What is asked:
Collect all lines from the records below that include the word "loading".

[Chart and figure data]
================================
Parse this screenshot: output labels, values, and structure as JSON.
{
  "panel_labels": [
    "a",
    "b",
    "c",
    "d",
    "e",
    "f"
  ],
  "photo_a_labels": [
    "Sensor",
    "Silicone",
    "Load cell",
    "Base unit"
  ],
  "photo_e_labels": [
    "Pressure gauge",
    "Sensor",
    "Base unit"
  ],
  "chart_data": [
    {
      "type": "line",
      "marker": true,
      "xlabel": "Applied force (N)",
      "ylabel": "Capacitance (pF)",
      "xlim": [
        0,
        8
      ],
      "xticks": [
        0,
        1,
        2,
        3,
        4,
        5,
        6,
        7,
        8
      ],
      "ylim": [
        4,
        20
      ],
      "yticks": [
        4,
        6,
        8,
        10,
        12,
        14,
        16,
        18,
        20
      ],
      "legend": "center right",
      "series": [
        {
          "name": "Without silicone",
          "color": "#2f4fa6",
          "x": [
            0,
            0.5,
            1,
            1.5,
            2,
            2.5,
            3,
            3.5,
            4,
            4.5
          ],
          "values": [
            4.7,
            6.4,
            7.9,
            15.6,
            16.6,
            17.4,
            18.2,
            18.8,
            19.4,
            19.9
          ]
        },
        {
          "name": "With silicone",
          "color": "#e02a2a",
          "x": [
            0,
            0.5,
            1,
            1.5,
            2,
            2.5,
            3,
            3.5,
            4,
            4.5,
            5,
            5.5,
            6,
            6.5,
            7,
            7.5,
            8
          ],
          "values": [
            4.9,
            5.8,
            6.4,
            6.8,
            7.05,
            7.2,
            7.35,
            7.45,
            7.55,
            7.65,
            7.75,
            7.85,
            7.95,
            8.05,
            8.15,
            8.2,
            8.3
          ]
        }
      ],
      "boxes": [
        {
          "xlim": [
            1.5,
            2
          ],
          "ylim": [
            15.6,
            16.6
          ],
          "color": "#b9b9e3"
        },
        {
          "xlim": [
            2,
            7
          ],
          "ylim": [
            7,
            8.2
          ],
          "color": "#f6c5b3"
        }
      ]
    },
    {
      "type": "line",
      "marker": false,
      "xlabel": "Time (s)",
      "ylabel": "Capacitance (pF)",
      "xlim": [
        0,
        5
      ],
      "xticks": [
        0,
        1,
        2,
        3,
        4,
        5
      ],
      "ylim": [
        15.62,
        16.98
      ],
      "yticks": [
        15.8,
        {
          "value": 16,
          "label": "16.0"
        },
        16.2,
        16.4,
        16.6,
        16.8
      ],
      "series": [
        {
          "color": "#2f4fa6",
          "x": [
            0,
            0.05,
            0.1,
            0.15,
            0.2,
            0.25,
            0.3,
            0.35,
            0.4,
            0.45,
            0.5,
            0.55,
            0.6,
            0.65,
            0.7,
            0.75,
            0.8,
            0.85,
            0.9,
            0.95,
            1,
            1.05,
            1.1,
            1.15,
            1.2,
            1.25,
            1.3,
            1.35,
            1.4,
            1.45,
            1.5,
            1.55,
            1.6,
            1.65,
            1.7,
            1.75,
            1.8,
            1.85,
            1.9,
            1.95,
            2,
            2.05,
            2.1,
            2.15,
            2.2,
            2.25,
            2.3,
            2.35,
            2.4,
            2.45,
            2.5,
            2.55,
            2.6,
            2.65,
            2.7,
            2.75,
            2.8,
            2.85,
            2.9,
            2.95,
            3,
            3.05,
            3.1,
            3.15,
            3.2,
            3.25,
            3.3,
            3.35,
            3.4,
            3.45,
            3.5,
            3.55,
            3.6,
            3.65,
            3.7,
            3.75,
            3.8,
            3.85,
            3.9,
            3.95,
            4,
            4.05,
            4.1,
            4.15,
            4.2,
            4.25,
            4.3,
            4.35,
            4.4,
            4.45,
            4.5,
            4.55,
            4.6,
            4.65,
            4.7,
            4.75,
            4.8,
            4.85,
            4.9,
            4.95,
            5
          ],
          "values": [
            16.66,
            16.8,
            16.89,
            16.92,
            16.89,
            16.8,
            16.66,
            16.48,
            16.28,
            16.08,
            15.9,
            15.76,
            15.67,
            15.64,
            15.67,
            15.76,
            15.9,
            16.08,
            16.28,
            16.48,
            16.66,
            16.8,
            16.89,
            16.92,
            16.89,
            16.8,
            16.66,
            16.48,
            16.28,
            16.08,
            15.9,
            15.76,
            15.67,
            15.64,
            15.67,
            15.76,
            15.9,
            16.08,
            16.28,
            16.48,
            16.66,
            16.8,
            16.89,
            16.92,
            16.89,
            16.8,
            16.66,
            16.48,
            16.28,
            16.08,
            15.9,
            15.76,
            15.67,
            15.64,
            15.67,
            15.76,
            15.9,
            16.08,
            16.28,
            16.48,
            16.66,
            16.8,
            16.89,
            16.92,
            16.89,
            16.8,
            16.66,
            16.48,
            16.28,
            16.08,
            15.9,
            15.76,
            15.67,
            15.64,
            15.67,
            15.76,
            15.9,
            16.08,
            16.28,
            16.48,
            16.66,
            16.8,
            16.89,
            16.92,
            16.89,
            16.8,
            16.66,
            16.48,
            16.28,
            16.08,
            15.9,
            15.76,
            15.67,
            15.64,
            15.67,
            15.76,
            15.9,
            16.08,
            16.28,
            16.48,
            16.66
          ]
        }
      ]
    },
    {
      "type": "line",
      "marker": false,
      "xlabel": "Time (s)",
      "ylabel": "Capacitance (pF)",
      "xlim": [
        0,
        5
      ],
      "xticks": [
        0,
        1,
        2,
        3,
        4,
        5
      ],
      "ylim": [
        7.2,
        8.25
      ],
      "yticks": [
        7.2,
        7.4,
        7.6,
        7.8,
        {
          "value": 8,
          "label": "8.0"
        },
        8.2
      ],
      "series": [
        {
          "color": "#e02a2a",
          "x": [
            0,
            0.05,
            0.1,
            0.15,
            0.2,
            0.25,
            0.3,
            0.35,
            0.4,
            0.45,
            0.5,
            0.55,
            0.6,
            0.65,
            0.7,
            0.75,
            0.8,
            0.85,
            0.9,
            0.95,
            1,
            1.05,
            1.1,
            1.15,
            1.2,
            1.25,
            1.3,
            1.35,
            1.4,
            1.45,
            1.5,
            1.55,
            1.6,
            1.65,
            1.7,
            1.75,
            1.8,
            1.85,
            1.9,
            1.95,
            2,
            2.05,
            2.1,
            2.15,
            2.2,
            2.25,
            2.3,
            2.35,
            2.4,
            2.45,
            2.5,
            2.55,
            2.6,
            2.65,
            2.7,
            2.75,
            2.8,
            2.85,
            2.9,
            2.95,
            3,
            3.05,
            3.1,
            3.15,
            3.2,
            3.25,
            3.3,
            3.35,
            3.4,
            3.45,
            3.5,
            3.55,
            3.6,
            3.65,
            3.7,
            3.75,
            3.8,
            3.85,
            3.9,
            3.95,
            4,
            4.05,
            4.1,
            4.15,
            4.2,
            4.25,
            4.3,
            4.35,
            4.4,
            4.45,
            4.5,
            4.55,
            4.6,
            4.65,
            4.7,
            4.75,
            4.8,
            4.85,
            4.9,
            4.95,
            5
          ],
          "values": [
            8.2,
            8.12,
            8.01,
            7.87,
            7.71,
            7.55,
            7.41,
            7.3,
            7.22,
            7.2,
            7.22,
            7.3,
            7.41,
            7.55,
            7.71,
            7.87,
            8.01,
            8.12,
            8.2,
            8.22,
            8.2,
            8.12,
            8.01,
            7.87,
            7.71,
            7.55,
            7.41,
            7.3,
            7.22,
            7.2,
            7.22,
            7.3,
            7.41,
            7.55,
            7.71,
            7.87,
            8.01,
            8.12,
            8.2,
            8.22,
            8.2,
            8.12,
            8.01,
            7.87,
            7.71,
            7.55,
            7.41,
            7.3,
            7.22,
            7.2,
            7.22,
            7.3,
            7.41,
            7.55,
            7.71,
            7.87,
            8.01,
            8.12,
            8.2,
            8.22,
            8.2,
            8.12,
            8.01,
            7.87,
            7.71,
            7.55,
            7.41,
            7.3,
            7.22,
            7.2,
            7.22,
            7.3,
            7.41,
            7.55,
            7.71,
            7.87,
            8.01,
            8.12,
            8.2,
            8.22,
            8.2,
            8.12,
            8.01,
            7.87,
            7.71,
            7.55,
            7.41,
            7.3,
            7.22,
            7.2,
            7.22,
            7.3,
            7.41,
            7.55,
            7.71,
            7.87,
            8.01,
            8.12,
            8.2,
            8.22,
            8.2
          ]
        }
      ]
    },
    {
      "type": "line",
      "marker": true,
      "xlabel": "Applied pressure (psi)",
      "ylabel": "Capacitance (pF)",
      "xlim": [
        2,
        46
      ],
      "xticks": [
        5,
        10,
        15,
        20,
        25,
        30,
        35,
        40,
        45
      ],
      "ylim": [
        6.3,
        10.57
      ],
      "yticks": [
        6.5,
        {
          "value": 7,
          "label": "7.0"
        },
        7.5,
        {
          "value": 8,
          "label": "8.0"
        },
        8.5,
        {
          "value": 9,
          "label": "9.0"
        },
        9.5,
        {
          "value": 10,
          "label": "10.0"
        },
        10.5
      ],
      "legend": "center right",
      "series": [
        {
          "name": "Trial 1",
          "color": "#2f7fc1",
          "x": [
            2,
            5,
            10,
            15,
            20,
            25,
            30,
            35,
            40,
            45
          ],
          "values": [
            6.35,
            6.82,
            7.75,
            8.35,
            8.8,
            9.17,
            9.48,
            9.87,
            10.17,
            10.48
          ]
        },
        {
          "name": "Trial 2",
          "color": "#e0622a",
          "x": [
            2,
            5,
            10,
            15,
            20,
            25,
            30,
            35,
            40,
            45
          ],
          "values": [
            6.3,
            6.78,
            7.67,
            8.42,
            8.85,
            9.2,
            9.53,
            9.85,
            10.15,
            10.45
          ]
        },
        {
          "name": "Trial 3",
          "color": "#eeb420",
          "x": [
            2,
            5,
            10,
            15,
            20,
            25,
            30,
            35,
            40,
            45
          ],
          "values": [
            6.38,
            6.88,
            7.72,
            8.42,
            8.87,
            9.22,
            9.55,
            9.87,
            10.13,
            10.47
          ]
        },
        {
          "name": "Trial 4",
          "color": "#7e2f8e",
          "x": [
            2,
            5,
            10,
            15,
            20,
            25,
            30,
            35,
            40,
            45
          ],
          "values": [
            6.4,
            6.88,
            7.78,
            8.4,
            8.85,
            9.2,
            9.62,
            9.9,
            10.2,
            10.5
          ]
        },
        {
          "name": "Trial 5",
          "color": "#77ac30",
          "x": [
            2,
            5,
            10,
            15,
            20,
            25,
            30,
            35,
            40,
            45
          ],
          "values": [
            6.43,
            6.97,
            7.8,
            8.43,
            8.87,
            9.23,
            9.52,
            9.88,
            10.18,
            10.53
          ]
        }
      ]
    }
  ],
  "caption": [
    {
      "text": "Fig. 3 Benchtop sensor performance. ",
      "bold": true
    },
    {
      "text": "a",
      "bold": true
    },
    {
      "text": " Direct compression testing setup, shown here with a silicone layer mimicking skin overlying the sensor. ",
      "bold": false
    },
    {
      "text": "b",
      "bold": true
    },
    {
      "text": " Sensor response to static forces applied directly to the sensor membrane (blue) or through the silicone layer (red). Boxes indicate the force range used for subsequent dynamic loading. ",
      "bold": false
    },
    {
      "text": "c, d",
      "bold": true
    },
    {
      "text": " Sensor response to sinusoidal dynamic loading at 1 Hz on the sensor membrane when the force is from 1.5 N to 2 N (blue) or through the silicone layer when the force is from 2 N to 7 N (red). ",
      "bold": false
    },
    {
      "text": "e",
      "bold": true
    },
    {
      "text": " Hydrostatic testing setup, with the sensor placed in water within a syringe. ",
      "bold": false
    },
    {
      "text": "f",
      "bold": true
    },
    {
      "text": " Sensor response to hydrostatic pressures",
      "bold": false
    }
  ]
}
================================
Output of the task:
      "text": " Sensor response to static forces applied directly to the sensor membrane (blue) or through the silicone layer (red). Boxes indicate the force range used for subsequent dynamic loading. ",
      "text": " Sensor response to sinusoidal dynamic loading at 1 Hz on the sensor membrane when the force is from 1.5 N to 2 N (blue) or through the silicone layer when the force is from 2 N to 7 N (red). ",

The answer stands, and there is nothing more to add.